Check each line of the material. Copy those containing "image".

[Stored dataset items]
※

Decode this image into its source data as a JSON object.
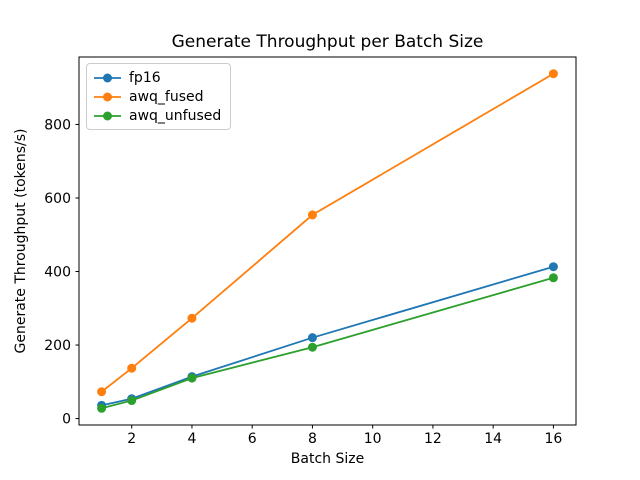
{
  "chart_data": {
    "type": "line",
    "title": "Generate Throughput per Batch Size",
    "xlabel": "Batch Size",
    "ylabel": "Generate Throughput (tokens/s)",
    "x": [
      1,
      2,
      4,
      8,
      16
    ],
    "series": [
      {
        "name": "fp16",
        "color": "#1f77b4",
        "values": [
          36,
          54,
          114,
          220,
          413
        ]
      },
      {
        "name": "awq_fused",
        "color": "#ff7f0e",
        "values": [
          73,
          137,
          273,
          554,
          938
        ]
      },
      {
        "name": "awq_unfused",
        "color": "#2ca02c",
        "values": [
          28,
          49,
          110,
          194,
          383
        ]
      }
    ],
    "x_ticks": [
      2,
      4,
      6,
      8,
      10,
      12,
      14,
      16
    ],
    "y_ticks": [
      0,
      200,
      400,
      600,
      800
    ],
    "xlim": [
      0.25,
      16.75
    ],
    "ylim": [
      -17.5,
      983.5
    ],
    "grid": false,
    "legend_position": "upper left",
    "marker": "o",
    "background_color": "#ffffff",
    "axis_color": "#000000"
  }
}
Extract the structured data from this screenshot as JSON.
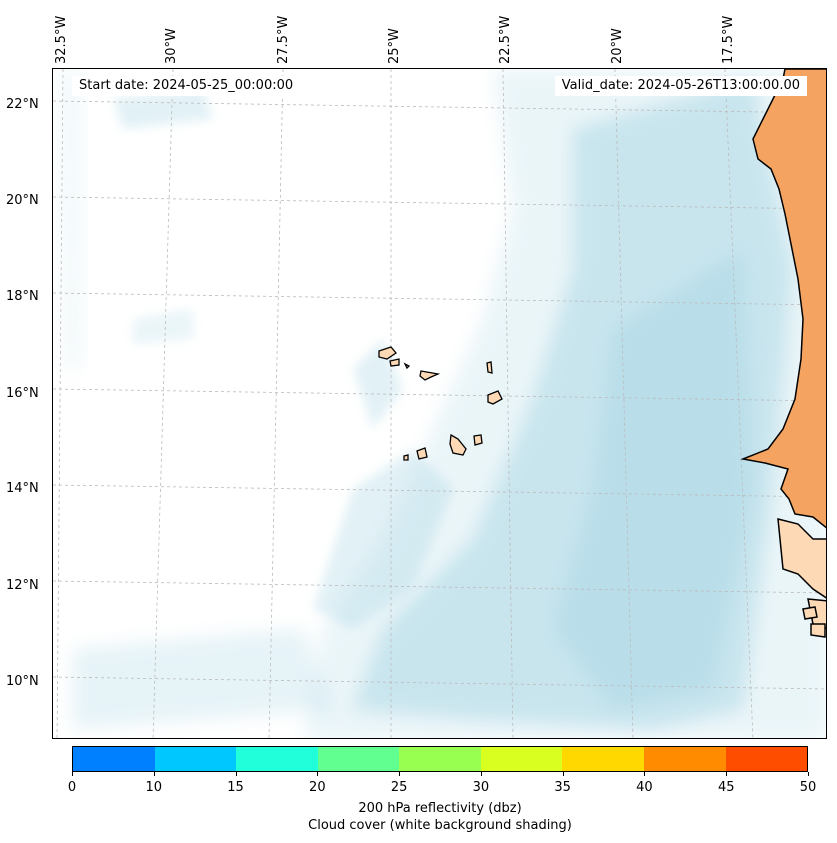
{
  "map": {
    "start_date": "Start date: 2024-05-25_00:00:00",
    "valid_date": "Valid_date: 2024-05-26T13:00:00.00",
    "longitude_labels": [
      "32.5°W",
      "30°W",
      "27.5°W",
      "25°W",
      "22.5°W",
      "20°W",
      "17.5°W"
    ],
    "latitude_labels": [
      "22°N",
      "20°N",
      "18°N",
      "16°N",
      "14°N",
      "12°N",
      "10°N"
    ],
    "land_color": "#f4a460",
    "land_light_color": "#fdd9b5",
    "cloud_color": "#add8e6",
    "gridlines": "dashed"
  },
  "colorbar": {
    "ticks": [
      "0",
      "10",
      "15",
      "20",
      "25",
      "30",
      "35",
      "40",
      "45",
      "50"
    ],
    "colors": [
      "#0080ff",
      "#00c8ff",
      "#20ffd9",
      "#60ff90",
      "#98ff50",
      "#d8ff20",
      "#ffd800",
      "#ff8c00",
      "#ff4d00"
    ],
    "label_line1": "200 hPa reflectivity (dbz)",
    "label_line2": "Cloud cover (white background shading)"
  }
}
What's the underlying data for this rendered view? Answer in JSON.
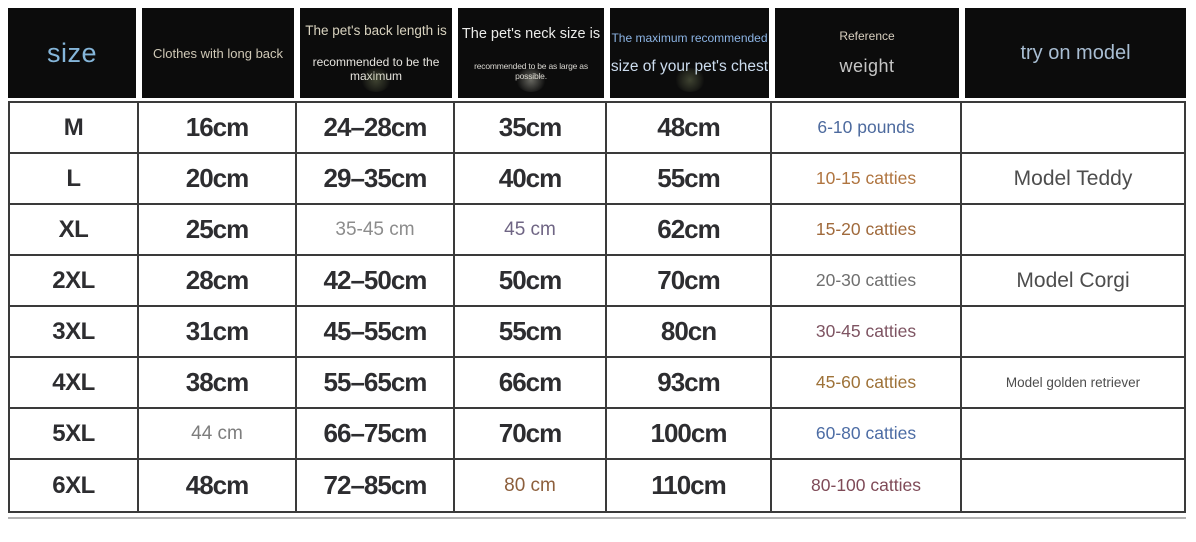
{
  "chart_data": {
    "type": "table",
    "title": "Pet clothes size chart",
    "columns": [
      {
        "label": "size"
      },
      {
        "label": "Clothes with long back"
      },
      {
        "line1": "The pet's back length is",
        "line2": "recommended to be the maximum"
      },
      {
        "line1": "The pet's neck size is",
        "line2": "recommended to be as large as possible."
      },
      {
        "line1": "The maximum recommended",
        "line2": "size of your pet's chest"
      },
      {
        "line1": "Reference",
        "line2": "weight"
      },
      {
        "label": "try on model"
      }
    ],
    "rows": [
      {
        "size": "M",
        "clothes": "16cm",
        "back": "24–28cm",
        "neck": "35cm",
        "chest": "48cm",
        "weight": "6-10 pounds",
        "weight_color": "#4d6a9e",
        "model": ""
      },
      {
        "size": "L",
        "clothes": "20cm",
        "back": "29–35cm",
        "neck": "40cm",
        "chest": "55cm",
        "weight": "10-15 catties",
        "weight_color": "#b07540",
        "model": "Model Teddy"
      },
      {
        "size": "XL",
        "clothes": "25cm",
        "back": "35-45 cm",
        "back_color": "#8c8c8c",
        "neck": "45 cm",
        "neck_color": "#6f6584",
        "chest": "62cm",
        "weight": "15-20 catties",
        "weight_color": "#a06a3c",
        "model": ""
      },
      {
        "size": "2XL",
        "clothes": "28cm",
        "back": "42–50cm",
        "neck": "50cm",
        "chest": "70cm",
        "weight": "20-30 catties",
        "weight_color": "#6f6f6f",
        "model": "Model Corgi"
      },
      {
        "size": "3XL",
        "clothes": "31cm",
        "back": "45–55cm",
        "neck": "55cm",
        "chest": "80cn",
        "weight": "30-45 catties",
        "weight_color": "#7e5462",
        "model": ""
      },
      {
        "size": "4XL",
        "clothes": "38cm",
        "back": "55–65cm",
        "neck": "66cm",
        "chest": "93cm",
        "weight": "45-60 catties",
        "weight_color": "#9e7238",
        "model": "Model golden retriever"
      },
      {
        "size": "5XL",
        "clothes": "44 cm",
        "clothes_color": "#7d7d7d",
        "back": "66–75cm",
        "neck": "70cm",
        "chest": "100cm",
        "weight": "60-80 catties",
        "weight_color": "#4c6ca4",
        "model": ""
      },
      {
        "size": "6XL",
        "clothes": "48cm",
        "back": "72–85cm",
        "neck": "80 cm",
        "neck_color": "#8d5f3c",
        "chest": "110cm",
        "weight": "80-100 catties",
        "weight_color": "#7f4a57",
        "model": ""
      }
    ]
  },
  "colors": {
    "header_background": "#0c0c0c",
    "grid_line": "#3a3a3a",
    "size_header_text": "#85b6da",
    "chest_header_accent": "#8cb4e4",
    "model_header_text": "#a9bed3",
    "value_text": "#2d2d30"
  }
}
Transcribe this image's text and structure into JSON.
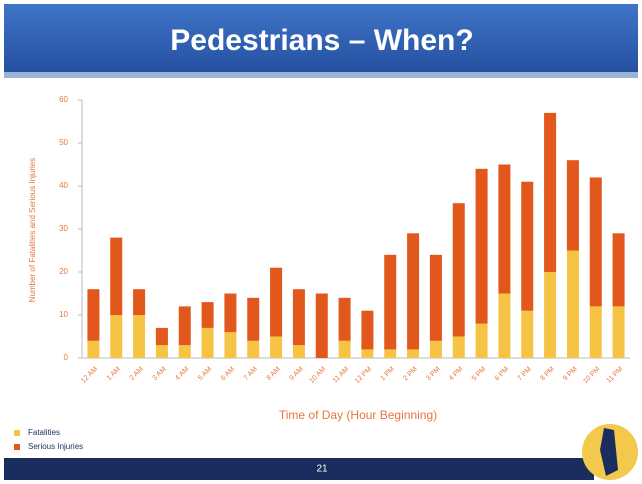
{
  "chart_data": {
    "type": "stacked_bar",
    "title": "Pedestrians – When?",
    "categories": [
      "12 AM",
      "1 AM",
      "2 AM",
      "3 AM",
      "4 AM",
      "5 AM",
      "6 AM",
      "7 AM",
      "8 AM",
      "9 AM",
      "10 AM",
      "11 AM",
      "12 PM",
      "1 PM",
      "2 PM",
      "3 PM",
      "4 PM",
      "5 PM",
      "6 PM",
      "7 PM",
      "8 PM",
      "9 PM",
      "10 PM",
      "11 PM"
    ],
    "series": [
      {
        "name": "Fatalities",
        "color": "#f5c445",
        "values": [
          4,
          10,
          10,
          3,
          3,
          7,
          6,
          4,
          5,
          3,
          0,
          4,
          2,
          2,
          2,
          4,
          5,
          8,
          15,
          11,
          20,
          25,
          12,
          12
        ]
      },
      {
        "name": "Serious Injuries",
        "color": "#e2571c",
        "values": [
          12,
          18,
          6,
          4,
          9,
          6,
          9,
          10,
          16,
          13,
          15,
          10,
          9,
          22,
          27,
          20,
          31,
          36,
          30,
          30,
          37,
          21,
          30,
          17
        ]
      }
    ],
    "ylim": [
      0,
      60
    ],
    "yticks": [
      0,
      10,
      20,
      30,
      40,
      50,
      60
    ],
    "y_label": "Number of Fatalities and Serious Injuries",
    "x_label": "Time of Day (Hour Beginning)",
    "legend": "bottom-left"
  },
  "footer": {
    "page": "21"
  }
}
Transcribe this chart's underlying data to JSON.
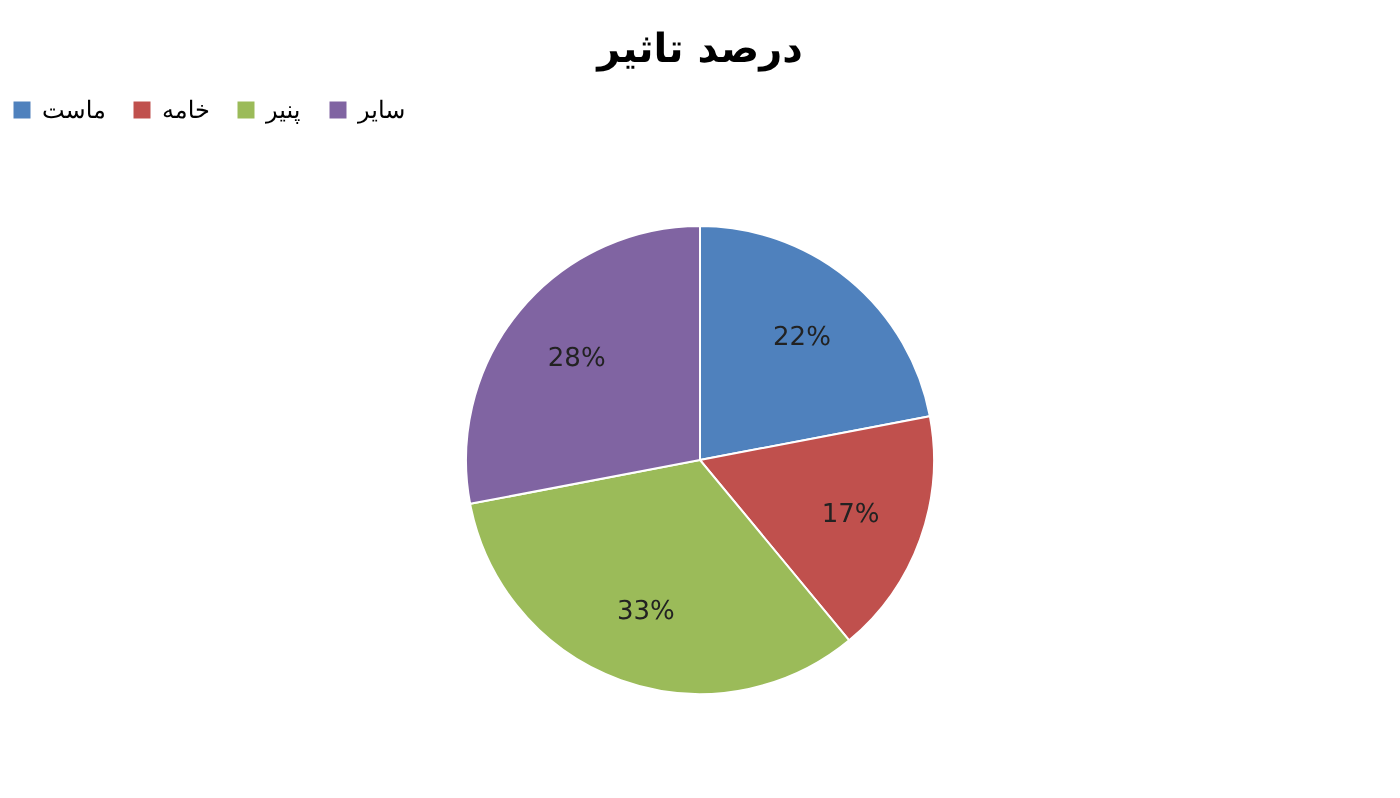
{
  "chart_data": {
    "type": "pie",
    "title": "درصد تاثیر",
    "categories": [
      "ماست",
      "خامه",
      "پنیر",
      "سایر"
    ],
    "values": [
      22,
      17,
      33,
      28
    ],
    "colors": [
      "#4f81bd",
      "#c0504d",
      "#9bbb59",
      "#8064a2"
    ],
    "value_labels": [
      "22%",
      "17%",
      "33%",
      "28%"
    ],
    "legend": "top"
  }
}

※

— TASK RESPONSE —
Decode this image into its source data as a JSON object.
Transcribe this image's text and structure into JSON.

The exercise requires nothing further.